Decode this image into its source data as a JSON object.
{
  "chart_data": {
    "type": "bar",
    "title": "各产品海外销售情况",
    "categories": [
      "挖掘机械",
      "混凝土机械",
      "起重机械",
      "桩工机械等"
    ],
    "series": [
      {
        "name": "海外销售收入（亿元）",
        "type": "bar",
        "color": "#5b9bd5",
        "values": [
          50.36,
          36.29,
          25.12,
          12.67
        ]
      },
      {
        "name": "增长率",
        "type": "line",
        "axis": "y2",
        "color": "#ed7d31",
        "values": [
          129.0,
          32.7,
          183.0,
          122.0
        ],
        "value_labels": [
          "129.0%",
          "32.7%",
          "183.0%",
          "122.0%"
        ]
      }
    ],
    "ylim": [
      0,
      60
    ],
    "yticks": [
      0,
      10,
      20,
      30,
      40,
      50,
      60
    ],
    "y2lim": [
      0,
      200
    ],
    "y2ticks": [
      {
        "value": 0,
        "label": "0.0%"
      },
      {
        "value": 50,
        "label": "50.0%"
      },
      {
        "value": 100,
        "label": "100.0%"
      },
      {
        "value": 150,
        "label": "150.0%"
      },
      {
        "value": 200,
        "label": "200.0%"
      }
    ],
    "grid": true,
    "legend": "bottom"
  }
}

= = =

INSTRUCTION:
Repeat the data in its entirety, character for character.

PROBLEM SOLUTION:
Decode this image into its source data as a JSON object.
{
  "chart_data": {
    "type": "bar",
    "title": "各产品海外销售情况",
    "categories": [
      "挖掘机械",
      "混凝土机械",
      "起重机械",
      "桩工机械等"
    ],
    "series": [
      {
        "name": "海外销售收入（亿元）",
        "type": "bar",
        "color": "#5b9bd5",
        "values": [
          50.36,
          36.29,
          25.12,
          12.67
        ]
      },
      {
        "name": "增长率",
        "type": "line",
        "axis": "y2",
        "color": "#ed7d31",
        "values": [
          129.0,
          32.7,
          183.0,
          122.0
        ],
        "value_labels": [
          "129.0%",
          "32.7%",
          "183.0%",
          "122.0%"
        ]
      }
    ],
    "ylim": [
      0,
      60
    ],
    "yticks": [
      0,
      10,
      20,
      30,
      40,
      50,
      60
    ],
    "y2lim": [
      0,
      200
    ],
    "y2ticks": [
      {
        "value": 0,
        "label": "0.0%"
      },
      {
        "value": 50,
        "label": "50.0%"
      },
      {
        "value": 100,
        "label": "100.0%"
      },
      {
        "value": 150,
        "label": "150.0%"
      },
      {
        "value": 200,
        "label": "200.0%"
      }
    ],
    "grid": true,
    "legend": "bottom"
  }
}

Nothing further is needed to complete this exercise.